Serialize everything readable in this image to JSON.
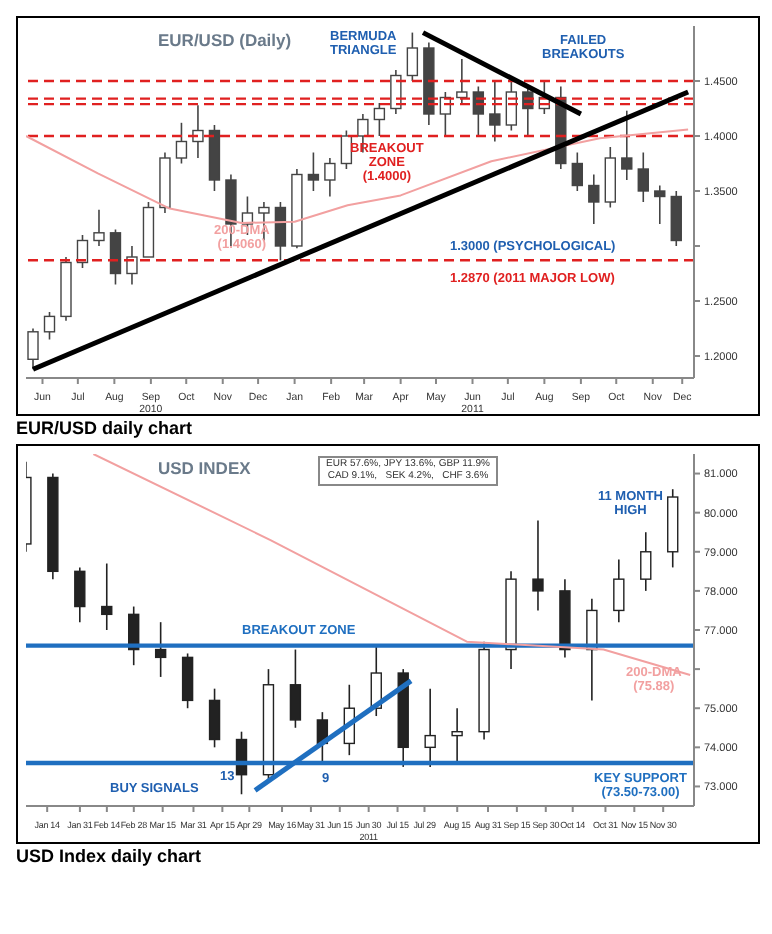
{
  "chart_data": [
    {
      "type": "candlestick",
      "title": "EUR/USD (Daily)",
      "subtitle": "EUR/USD daily chart",
      "color": "#444444",
      "x": [
        "2010-06-07",
        "2010-06-21",
        "2010-07-05",
        "2010-07-19",
        "2010-08-02",
        "2010-08-16",
        "2010-08-30",
        "2010-09-13",
        "2010-09-27",
        "2010-10-11",
        "2010-10-25",
        "2010-11-08",
        "2010-11-22",
        "2010-12-06",
        "2010-12-20",
        "2011-01-03",
        "2011-01-17",
        "2011-01-31",
        "2011-02-14",
        "2011-02-28",
        "2011-03-14",
        "2011-03-28",
        "2011-04-11",
        "2011-04-25",
        "2011-05-09",
        "2011-05-23",
        "2011-06-06",
        "2011-06-20",
        "2011-07-04",
        "2011-07-18",
        "2011-08-01",
        "2011-08-15",
        "2011-08-29",
        "2011-09-12",
        "2011-09-26",
        "2011-10-10",
        "2011-10-24",
        "2011-11-07",
        "2011-11-21",
        "2011-12-05"
      ],
      "ohlc": [
        [
          1.197,
          1.225,
          1.188,
          1.222
        ],
        [
          1.222,
          1.24,
          1.215,
          1.236
        ],
        [
          1.236,
          1.29,
          1.232,
          1.285
        ],
        [
          1.285,
          1.31,
          1.28,
          1.305
        ],
        [
          1.305,
          1.333,
          1.3,
          1.312
        ],
        [
          1.312,
          1.315,
          1.265,
          1.275
        ],
        [
          1.275,
          1.3,
          1.265,
          1.29
        ],
        [
          1.29,
          1.34,
          1.29,
          1.335
        ],
        [
          1.335,
          1.385,
          1.33,
          1.38
        ],
        [
          1.38,
          1.412,
          1.375,
          1.395
        ],
        [
          1.395,
          1.428,
          1.38,
          1.405
        ],
        [
          1.405,
          1.41,
          1.35,
          1.36
        ],
        [
          1.36,
          1.365,
          1.3,
          1.32
        ],
        [
          1.32,
          1.345,
          1.31,
          1.33
        ],
        [
          1.33,
          1.34,
          1.305,
          1.335
        ],
        [
          1.335,
          1.34,
          1.287,
          1.3
        ],
        [
          1.3,
          1.37,
          1.298,
          1.365
        ],
        [
          1.365,
          1.385,
          1.35,
          1.36
        ],
        [
          1.36,
          1.38,
          1.345,
          1.375
        ],
        [
          1.375,
          1.405,
          1.37,
          1.4
        ],
        [
          1.4,
          1.42,
          1.385,
          1.415
        ],
        [
          1.415,
          1.43,
          1.4,
          1.425
        ],
        [
          1.425,
          1.46,
          1.42,
          1.455
        ],
        [
          1.455,
          1.494,
          1.45,
          1.48
        ],
        [
          1.48,
          1.485,
          1.41,
          1.42
        ],
        [
          1.42,
          1.44,
          1.4,
          1.435
        ],
        [
          1.435,
          1.47,
          1.43,
          1.44
        ],
        [
          1.44,
          1.445,
          1.4,
          1.42
        ],
        [
          1.42,
          1.45,
          1.395,
          1.41
        ],
        [
          1.41,
          1.45,
          1.405,
          1.44
        ],
        [
          1.44,
          1.445,
          1.4,
          1.425
        ],
        [
          1.425,
          1.45,
          1.42,
          1.435
        ],
        [
          1.435,
          1.445,
          1.37,
          1.375
        ],
        [
          1.375,
          1.385,
          1.35,
          1.355
        ],
        [
          1.355,
          1.365,
          1.32,
          1.34
        ],
        [
          1.34,
          1.39,
          1.335,
          1.38
        ],
        [
          1.38,
          1.423,
          1.36,
          1.37
        ],
        [
          1.37,
          1.385,
          1.34,
          1.35
        ],
        [
          1.35,
          1.355,
          1.32,
          1.345
        ],
        [
          1.345,
          1.35,
          1.3,
          1.305
        ]
      ],
      "series": [
        {
          "type": "line",
          "name": "200-DMA\n(1.4060)",
          "color": "#f2a0a0",
          "x": [
            "2010-06-01",
            "2010-08-01",
            "2010-10-01",
            "2010-12-01",
            "2011-01-15",
            "2011-03-01",
            "2011-04-15",
            "2011-07-01",
            "2011-10-01",
            "2011-12-15"
          ],
          "values": [
            1.4,
            1.366,
            1.334,
            1.321,
            1.322,
            1.337,
            1.346,
            1.377,
            1.398,
            1.406
          ]
        },
        {
          "type": "line",
          "color": "#000000",
          "x": [
            "2010-06-07",
            "2011-12-15"
          ],
          "values": [
            1.188,
            1.44
          ]
        },
        {
          "type": "line",
          "color": "#000000",
          "x": [
            "2011-05-04",
            "2011-09-15"
          ],
          "values": [
            1.494,
            1.42
          ]
        }
      ],
      "ref_lines": [
        {
          "axis": "y",
          "value": 1.45,
          "color": "#e02020",
          "line_style": "dashed"
        },
        {
          "axis": "y",
          "value": 1.434,
          "color": "#e02020",
          "line_style": "dashed"
        },
        {
          "axis": "y",
          "value": 1.429,
          "color": "#e02020",
          "line_style": "dashed"
        },
        {
          "axis": "y",
          "value": 1.4,
          "color": "#e02020",
          "line_style": "dashed",
          "label": "BREAKOUT\nZONE\n(1.4000)"
        },
        {
          "axis": "y",
          "value": 1.287,
          "color": "#e02020",
          "line_style": "dashed",
          "label": "1.2870 (2011 MAJOR LOW)"
        }
      ],
      "annotations": [
        "BERMUDA\nTRIANGLE",
        "FAILED\nBREAKOUTS",
        "1.3000 (PSYCHOLOGICAL)"
      ],
      "xlim": [
        "2010-06-01",
        "2011-12-20"
      ],
      "xticks": [
        {
          "value": "2010-06-15",
          "label": "Jun"
        },
        {
          "value": "2010-07-15",
          "label": "Jul"
        },
        {
          "value": "2010-08-15",
          "label": "Aug"
        },
        {
          "value": "2010-09-15",
          "label": "Sep\n2010"
        },
        {
          "value": "2010-10-15",
          "label": "Oct"
        },
        {
          "value": "2010-11-15",
          "label": "Nov"
        },
        {
          "value": "2010-12-15",
          "label": "Dec"
        },
        {
          "value": "2011-01-15",
          "label": "Jan"
        },
        {
          "value": "2011-02-15",
          "label": "Feb"
        },
        {
          "value": "2011-03-15",
          "label": "Mar"
        },
        {
          "value": "2011-04-15",
          "label": "Apr"
        },
        {
          "value": "2011-05-15",
          "label": "May"
        },
        {
          "value": "2011-06-15",
          "label": "Jun\n2011"
        },
        {
          "value": "2011-07-15",
          "label": "Jul"
        },
        {
          "value": "2011-08-15",
          "label": "Aug"
        },
        {
          "value": "2011-09-15",
          "label": "Sep"
        },
        {
          "value": "2011-10-15",
          "label": "Oct"
        },
        {
          "value": "2011-11-15",
          "label": "Nov"
        },
        {
          "value": "2011-12-10",
          "label": "Dec"
        }
      ],
      "ylim": [
        1.18,
        1.5
      ],
      "yticks": [
        {
          "value": 1.2,
          "label": "1.2000"
        },
        {
          "value": 1.25,
          "label": "1.2500"
        },
        {
          "value": 1.3,
          "label": null
        },
        {
          "value": 1.35,
          "label": "1.3500"
        },
        {
          "value": 1.4,
          "label": "1.4000"
        },
        {
          "value": 1.45,
          "label": "1.4500"
        }
      ]
    },
    {
      "type": "candlestick",
      "title": "USD INDEX",
      "subtitle": "USD Index daily chart",
      "color": "#222222",
      "x": [
        "2011-01-03",
        "2011-01-17",
        "2011-01-31",
        "2011-02-14",
        "2011-02-28",
        "2011-03-14",
        "2011-03-28",
        "2011-04-11",
        "2011-04-25",
        "2011-05-09",
        "2011-05-23",
        "2011-06-06",
        "2011-06-20",
        "2011-07-04",
        "2011-07-18",
        "2011-08-01",
        "2011-08-15",
        "2011-08-29",
        "2011-09-12",
        "2011-09-26",
        "2011-10-10",
        "2011-10-24",
        "2011-11-07",
        "2011-11-21",
        "2011-12-05"
      ],
      "ohlc": [
        [
          79.2,
          81.3,
          79,
          80.9
        ],
        [
          80.9,
          81,
          78.3,
          78.5
        ],
        [
          78.5,
          78.6,
          77.2,
          77.6
        ],
        [
          77.6,
          78.7,
          77,
          77.4
        ],
        [
          77.4,
          77.6,
          76.1,
          76.5
        ],
        [
          76.5,
          77.2,
          75.8,
          76.3
        ],
        [
          76.3,
          76.4,
          75,
          75.2
        ],
        [
          75.2,
          75.5,
          74,
          74.2
        ],
        [
          74.2,
          74.4,
          72.8,
          73.3
        ],
        [
          73.3,
          76,
          73.1,
          75.6
        ],
        [
          75.6,
          76.5,
          74.5,
          74.7
        ],
        [
          74.7,
          74.9,
          73.6,
          74.1
        ],
        [
          74.1,
          75.6,
          73.8,
          75
        ],
        [
          75,
          76.6,
          74.8,
          75.9
        ],
        [
          75.9,
          76,
          73.5,
          74
        ],
        [
          74,
          75.5,
          73.5,
          74.3
        ],
        [
          74.3,
          75,
          73.6,
          74.4
        ],
        [
          74.4,
          76.7,
          74.2,
          76.5
        ],
        [
          76.5,
          78.5,
          76,
          78.3
        ],
        [
          78.3,
          79.8,
          77.5,
          78
        ],
        [
          78,
          78.3,
          76.3,
          76.5
        ],
        [
          76.5,
          77.8,
          75.2,
          77.5
        ],
        [
          77.5,
          78.8,
          77.2,
          78.3
        ],
        [
          78.3,
          79.5,
          78,
          79
        ],
        [
          79,
          80.6,
          78.6,
          80.4
        ]
      ],
      "series": [
        {
          "type": "line",
          "name": "200-DMA\n(75.88)",
          "color": "#f2a0a0",
          "x": [
            "2011-02-07",
            "2011-05-10",
            "2011-08-20",
            "2011-10-30",
            "2011-12-14"
          ],
          "values": [
            81.5,
            79.3,
            76.7,
            76.5,
            75.85
          ]
        },
        {
          "type": "line",
          "color": "#1f6fc0",
          "x": [
            "2011-05-02",
            "2011-07-22"
          ],
          "values": [
            72.9,
            75.7
          ]
        }
      ],
      "ref_lines": [
        {
          "axis": "y",
          "value": 76.6,
          "color": "#1f6fc0",
          "line_style": "solid",
          "label": "BREAKOUT ZONE"
        },
        {
          "axis": "y",
          "value": 73.6,
          "color": "#1f6fc0",
          "line_style": "solid",
          "label": "KEY SUPPORT\n(73.50-73.00)"
        }
      ],
      "annotations": [
        "EUR 57.6%, JPY 13.6%, GBP 11.9%\nCAD 9.1%,   SEK 4.2%,   CHF 3.6%",
        "11 MONTH\nHIGH",
        "BUY SIGNALS",
        "13",
        "9"
      ],
      "xlim": [
        "2011-01-03",
        "2011-12-16"
      ],
      "xticks": [
        {
          "value": "2011-01-14",
          "label": "Jan 14"
        },
        {
          "value": "2011-01-31",
          "label": "Jan 31"
        },
        {
          "value": "2011-02-14",
          "label": "Feb 14"
        },
        {
          "value": "2011-02-28",
          "label": "Feb 28"
        },
        {
          "value": "2011-03-15",
          "label": "Mar 15"
        },
        {
          "value": "2011-03-31",
          "label": "Mar 31"
        },
        {
          "value": "2011-04-15",
          "label": "Apr 15"
        },
        {
          "value": "2011-04-29",
          "label": "Apr 29"
        },
        {
          "value": "2011-05-16",
          "label": "May 16"
        },
        {
          "value": "2011-05-31",
          "label": "May 31"
        },
        {
          "value": "2011-06-15",
          "label": "Jun 15"
        },
        {
          "value": "2011-06-30",
          "label": "Jun 30\n2011"
        },
        {
          "value": "2011-07-15",
          "label": "Jul 15"
        },
        {
          "value": "2011-07-29",
          "label": "Jul 29"
        },
        {
          "value": "2011-08-15",
          "label": "Aug 15"
        },
        {
          "value": "2011-08-31",
          "label": "Aug 31"
        },
        {
          "value": "2011-09-15",
          "label": "Sep 15"
        },
        {
          "value": "2011-09-30",
          "label": "Sep 30"
        },
        {
          "value": "2011-10-14",
          "label": "Oct 14"
        },
        {
          "value": "2011-10-31",
          "label": "Oct 31"
        },
        {
          "value": "2011-11-15",
          "label": "Nov 15"
        },
        {
          "value": "2011-11-30",
          "label": "Nov 30"
        }
      ],
      "ylim": [
        72.5,
        81.5
      ],
      "yticks": [
        {
          "value": 73,
          "label": "73.000"
        },
        {
          "value": 74,
          "label": "74.000"
        },
        {
          "value": 75,
          "label": "75.000"
        },
        {
          "value": 76,
          "label": null
        },
        {
          "value": 77,
          "label": "77.000"
        },
        {
          "value": 78,
          "label": "78.000"
        },
        {
          "value": 79,
          "label": "79.000"
        },
        {
          "value": 80,
          "label": "80.000"
        },
        {
          "value": 81,
          "label": "81.000"
        }
      ]
    }
  ]
}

» **Objective**
Gather up the lines that contain the word "name".

» **Output**
          "name": "200-DMA\n(1.4060)",
          "name": "200-DMA\n(75.88)",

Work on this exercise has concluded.